WRITTEN INSTRUCTION ::
Write out the full listing again, exactly as it stands.

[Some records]

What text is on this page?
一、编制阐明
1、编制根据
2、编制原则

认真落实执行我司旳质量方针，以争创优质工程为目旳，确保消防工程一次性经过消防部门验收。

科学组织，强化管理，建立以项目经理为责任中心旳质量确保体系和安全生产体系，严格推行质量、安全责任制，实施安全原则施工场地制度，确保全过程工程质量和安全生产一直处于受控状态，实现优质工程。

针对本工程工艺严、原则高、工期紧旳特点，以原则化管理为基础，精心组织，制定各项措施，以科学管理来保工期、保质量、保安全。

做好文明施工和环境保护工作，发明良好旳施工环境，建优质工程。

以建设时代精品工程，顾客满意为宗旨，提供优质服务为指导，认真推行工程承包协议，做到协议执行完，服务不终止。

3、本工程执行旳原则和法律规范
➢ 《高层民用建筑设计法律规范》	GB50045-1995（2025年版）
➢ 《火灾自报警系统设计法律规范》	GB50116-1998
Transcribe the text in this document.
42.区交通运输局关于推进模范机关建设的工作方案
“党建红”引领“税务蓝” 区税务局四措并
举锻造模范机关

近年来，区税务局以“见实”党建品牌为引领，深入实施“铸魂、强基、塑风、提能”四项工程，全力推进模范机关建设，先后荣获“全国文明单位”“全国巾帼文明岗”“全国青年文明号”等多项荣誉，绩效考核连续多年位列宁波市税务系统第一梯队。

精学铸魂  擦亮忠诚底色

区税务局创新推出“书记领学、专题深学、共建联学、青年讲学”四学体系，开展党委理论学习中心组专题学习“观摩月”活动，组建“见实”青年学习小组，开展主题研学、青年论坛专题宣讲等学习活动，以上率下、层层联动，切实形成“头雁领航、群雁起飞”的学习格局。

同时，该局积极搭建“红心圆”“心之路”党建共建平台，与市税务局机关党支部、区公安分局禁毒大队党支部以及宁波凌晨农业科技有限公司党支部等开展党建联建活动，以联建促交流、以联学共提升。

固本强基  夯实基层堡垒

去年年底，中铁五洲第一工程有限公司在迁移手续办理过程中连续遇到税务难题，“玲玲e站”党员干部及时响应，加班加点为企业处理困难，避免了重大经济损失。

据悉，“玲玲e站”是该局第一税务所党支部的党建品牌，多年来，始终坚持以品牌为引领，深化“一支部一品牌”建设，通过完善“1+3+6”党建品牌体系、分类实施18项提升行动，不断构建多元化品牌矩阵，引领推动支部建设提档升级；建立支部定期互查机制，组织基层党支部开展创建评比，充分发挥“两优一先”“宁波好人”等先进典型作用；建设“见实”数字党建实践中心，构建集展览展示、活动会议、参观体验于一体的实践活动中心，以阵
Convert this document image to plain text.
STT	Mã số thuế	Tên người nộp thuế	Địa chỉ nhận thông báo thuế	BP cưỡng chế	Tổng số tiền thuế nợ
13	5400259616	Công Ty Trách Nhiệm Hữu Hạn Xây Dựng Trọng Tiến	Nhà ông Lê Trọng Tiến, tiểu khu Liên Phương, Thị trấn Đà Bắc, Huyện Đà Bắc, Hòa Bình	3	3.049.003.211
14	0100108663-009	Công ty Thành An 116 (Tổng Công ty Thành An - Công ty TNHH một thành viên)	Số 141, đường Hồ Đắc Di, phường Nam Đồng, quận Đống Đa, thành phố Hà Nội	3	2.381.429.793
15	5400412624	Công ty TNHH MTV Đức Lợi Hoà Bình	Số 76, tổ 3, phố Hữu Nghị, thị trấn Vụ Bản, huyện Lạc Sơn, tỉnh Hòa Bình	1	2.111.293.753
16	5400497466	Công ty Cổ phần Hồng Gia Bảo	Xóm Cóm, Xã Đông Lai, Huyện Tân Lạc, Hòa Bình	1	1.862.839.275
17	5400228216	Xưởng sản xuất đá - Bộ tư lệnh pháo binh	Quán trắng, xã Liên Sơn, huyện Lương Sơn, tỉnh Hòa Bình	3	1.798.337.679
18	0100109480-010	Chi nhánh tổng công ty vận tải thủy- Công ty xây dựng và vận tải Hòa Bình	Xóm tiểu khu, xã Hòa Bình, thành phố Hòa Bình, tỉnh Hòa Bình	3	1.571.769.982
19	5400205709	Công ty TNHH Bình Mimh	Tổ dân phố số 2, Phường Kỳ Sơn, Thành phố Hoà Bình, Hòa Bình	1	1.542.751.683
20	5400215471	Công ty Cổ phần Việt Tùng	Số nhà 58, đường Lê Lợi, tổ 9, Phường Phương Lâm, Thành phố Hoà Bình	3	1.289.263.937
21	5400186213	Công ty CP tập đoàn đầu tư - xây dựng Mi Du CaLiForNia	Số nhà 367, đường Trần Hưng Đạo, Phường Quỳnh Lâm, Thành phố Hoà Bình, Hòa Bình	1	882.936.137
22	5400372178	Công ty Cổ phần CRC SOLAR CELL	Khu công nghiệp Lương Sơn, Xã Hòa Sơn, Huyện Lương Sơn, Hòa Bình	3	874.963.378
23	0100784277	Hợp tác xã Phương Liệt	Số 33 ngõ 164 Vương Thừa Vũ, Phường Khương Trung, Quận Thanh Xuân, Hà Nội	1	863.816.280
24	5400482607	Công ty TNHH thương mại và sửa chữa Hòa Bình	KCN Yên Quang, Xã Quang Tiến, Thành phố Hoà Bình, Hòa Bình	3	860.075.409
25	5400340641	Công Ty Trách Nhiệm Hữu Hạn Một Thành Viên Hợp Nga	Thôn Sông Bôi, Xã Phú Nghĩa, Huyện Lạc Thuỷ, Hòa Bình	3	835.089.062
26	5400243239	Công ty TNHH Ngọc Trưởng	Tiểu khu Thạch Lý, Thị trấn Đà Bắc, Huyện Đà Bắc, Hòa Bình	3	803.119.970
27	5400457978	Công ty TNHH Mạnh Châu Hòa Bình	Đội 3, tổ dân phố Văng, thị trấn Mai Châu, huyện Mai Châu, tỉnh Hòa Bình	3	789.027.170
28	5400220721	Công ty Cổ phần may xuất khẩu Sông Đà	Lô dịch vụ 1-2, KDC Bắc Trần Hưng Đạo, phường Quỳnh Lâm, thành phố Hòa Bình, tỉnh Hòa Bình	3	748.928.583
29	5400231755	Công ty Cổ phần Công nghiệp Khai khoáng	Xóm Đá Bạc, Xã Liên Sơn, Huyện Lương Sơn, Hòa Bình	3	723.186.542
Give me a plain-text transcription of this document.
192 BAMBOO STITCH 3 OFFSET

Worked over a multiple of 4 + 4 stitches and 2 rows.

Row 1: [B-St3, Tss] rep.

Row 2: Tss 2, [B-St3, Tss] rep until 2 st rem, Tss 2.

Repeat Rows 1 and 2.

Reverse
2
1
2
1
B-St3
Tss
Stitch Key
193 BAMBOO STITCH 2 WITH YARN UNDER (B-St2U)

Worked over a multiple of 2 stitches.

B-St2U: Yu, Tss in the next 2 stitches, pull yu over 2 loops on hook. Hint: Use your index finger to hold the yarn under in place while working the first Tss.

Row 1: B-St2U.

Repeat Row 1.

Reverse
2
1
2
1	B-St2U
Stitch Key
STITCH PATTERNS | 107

RESULT ::
What text is on this page?
一、编制阐明
1、编制根据
2、编制原则

认真落实执行我司旳质量方针，以争创优质工程为目旳，确保消防工程一次性经过消防部门验收。

科学组织，强化管理，建立以项目经理为责任中心旳质量确保体系和安全生产体系，严格推行质量、安全责任制，实施安全原则施工场地制度，确保全过程工程质量和安全生产一直处于受控状态，实现优质工程。

针对本工程工艺严、原则高、工期紧旳特点，以原则化管理为基础，精心组织，制定各项措施，以科学管理来保工期、保质量、保安全。

做好文明施工和环境保护工作，发明良好旳施工环境，建优质工程。

以建设时代精品工程，顾客满意为宗旨，提供优质服务为指导，认真推行工程承包协议，做到协议执行完，服务不终止。

3、本工程执行旳原则和法律规范
➢ 《高层民用建筑设计法律规范》	GB50045-1995（2025年版）
➢ 《火灾自报警系统设计法律规范》	GB50116-1998
Transcribe the text in this document.
42.区交通运输局关于推进模范机关建设的工作方案
“党建红”引领“税务蓝” 区税务局四措并
举锻造模范机关

近年来，区税务局以“见实”党建品牌为引领，深入实施“铸魂、强基、塑风、提能”四项工程，全力推进模范机关建设，先后荣获“全国文明单位”“全国巾帼文明岗”“全国青年文明号”等多项荣誉，绩效考核连续多年位列宁波市税务系统第一梯队。

精学铸魂  擦亮忠诚底色

区税务局创新推出“书记领学、专题深学、共建联学、青年讲学”四学体系，开展党委理论学习中心组专题学习“观摩月”活动，组建“见实”青年学习小组，开展主题研学、青年论坛专题宣讲等学习活动，以上率下、层层联动，切实形成“头雁领航、群雁起飞”的学习格局。

同时，该局积极搭建“红心圆”“心之路”党建共建平台，与市税务局机关党支部、区公安分局禁毒大队党支部以及宁波凌晨农业科技有限公司党支部等开展党建联建活动，以联建促交流、以联学共提升。

固本强基  夯实基层堡垒

去年年底，中铁五洲第一工程有限公司在迁移手续办理过程中连续遇到税务难题，“玲玲e站”党员干部及时响应，加班加点为企业处理困难，避免了重大经济损失。

据悉，“玲玲e站”是该局第一税务所党支部的党建品牌，多年来，始终坚持以品牌为引领，深化“一支部一品牌”建设，通过完善“1+3+6”党建品牌体系、分类实施18项提升行动，不断构建多元化品牌矩阵，引领推动支部建设提档升级；建立支部定期互查机制，组织基层党支部开展创建评比，充分发挥“两优一先”“宁波好人”等先进典型作用；建设“见实”数字党建实践中心，构建集展览展示、活动会议、参观体验于一体的实践活动中心，以阵
Convert this document image to plain text.
STT	Mã số thuế	Tên người nộp thuế	Địa chỉ nhận thông báo thuế	BP cưỡng chế	Tổng số tiền thuế nợ
13	5400259616	Công Ty Trách Nhiệm Hữu Hạn Xây Dựng Trọng Tiến	Nhà ông Lê Trọng Tiến, tiểu khu Liên Phương, Thị trấn Đà Bắc, Huyện Đà Bắc, Hòa Bình	3	3.049.003.211
14	0100108663-009	Công ty Thành An 116 (Tổng Công ty Thành An - Công ty TNHH một thành viên)	Số 141, đường Hồ Đắc Di, phường Nam Đồng, quận Đống Đa, thành phố Hà Nội	3	2.381.429.793
15	5400412624	Công ty TNHH MTV Đức Lợi Hoà Bình	Số 76, tổ 3, phố Hữu Nghị, thị trấn Vụ Bản, huyện Lạc Sơn, tỉnh Hòa Bình	1	2.111.293.753
16	5400497466	Công ty Cổ phần Hồng Gia Bảo	Xóm Cóm, Xã Đông Lai, Huyện Tân Lạc, Hòa Bình	1	1.862.839.275
17	5400228216	Xưởng sản xuất đá - Bộ tư lệnh pháo binh	Quán trắng, xã Liên Sơn, huyện Lương Sơn, tỉnh Hòa Bình	3	1.798.337.679
18	0100109480-010	Chi nhánh tổng công ty vận tải thủy- Công ty xây dựng và vận tải Hòa Bình	Xóm tiểu khu, xã Hòa Bình, thành phố Hòa Bình, tỉnh Hòa Bình	3	1.571.769.982
19	5400205709	Công ty TNHH Bình Mimh	Tổ dân phố số 2, Phường Kỳ Sơn, Thành phố Hoà Bình, Hòa Bình	1	1.542.751.683
20	5400215471	Công ty Cổ phần Việt Tùng	Số nhà 58, đường Lê Lợi, tổ 9, Phường Phương Lâm, Thành phố Hoà Bình	3	1.289.263.937
21	5400186213	Công ty CP tập đoàn đầu tư - xây dựng Mi Du CaLiForNia	Số nhà 367, đường Trần Hưng Đạo, Phường Quỳnh Lâm, Thành phố Hoà Bình, Hòa Bình	1	882.936.137
22	5400372178	Công ty Cổ phần CRC SOLAR CELL	Khu công nghiệp Lương Sơn, Xã Hòa Sơn, Huyện Lương Sơn, Hòa Bình	3	874.963.378
23	0100784277	Hợp tác xã Phương Liệt	Số 33 ngõ 164 Vương Thừa Vũ, Phường Khương Trung, Quận Thanh Xuân, Hà Nội	1	863.816.280
24	5400482607	Công ty TNHH thương mại và sửa chữa Hòa Bình	KCN Yên Quang, Xã Quang Tiến, Thành phố Hoà Bình, Hòa Bình	3	860.075.409
25	5400340641	Công Ty Trách Nhiệm Hữu Hạn Một Thành Viên Hợp Nga	Thôn Sông Bôi, Xã Phú Nghĩa, Huyện Lạc Thuỷ, Hòa Bình	3	835.089.062
26	5400243239	Công ty TNHH Ngọc Trưởng	Tiểu khu Thạch Lý, Thị trấn Đà Bắc, Huyện Đà Bắc, Hòa Bình	3	803.119.970
27	5400457978	Công ty TNHH Mạnh Châu Hòa Bình	Đội 3, tổ dân phố Văng, thị trấn Mai Châu, huyện Mai Châu, tỉnh Hòa Bình	3	789.027.170
28	5400220721	Công ty Cổ phần may xuất khẩu Sông Đà	Lô dịch vụ 1-2, KDC Bắc Trần Hưng Đạo, phường Quỳnh Lâm, thành phố Hòa Bình, tỉnh Hòa Bình	3	748.928.583
29	5400231755	Công ty Cổ phần Công nghiệp Khai khoáng	Xóm Đá Bạc, Xã Liên Sơn, Huyện Lương Sơn, Hòa Bình	3	723.186.542
Give me a plain-text transcription of this document.
192 BAMBOO STITCH 3 OFFSET

Worked over a multiple of 4 + 4 stitches and 2 rows.

Row 1: [B-St3, Tss] rep.

Row 2: Tss 2, [B-St3, Tss] rep until 2 st rem, Tss 2.

Repeat Rows 1 and 2.

Reverse
2
1
2
1
B-St3
Tss
Stitch Key
193 BAMBOO STITCH 2 WITH YARN UNDER (B-St2U)

Worked over a multiple of 2 stitches.

B-St2U: Yu, Tss in the next 2 stitches, pull yu over 2 loops on hook. Hint: Use your index finger to hold the yarn under in place while working the first Tss.

Row 1: B-St2U.

Repeat Row 1.

Reverse
2
1
2
1	B-St2U
Stitch Key
STITCH PATTERNS | 107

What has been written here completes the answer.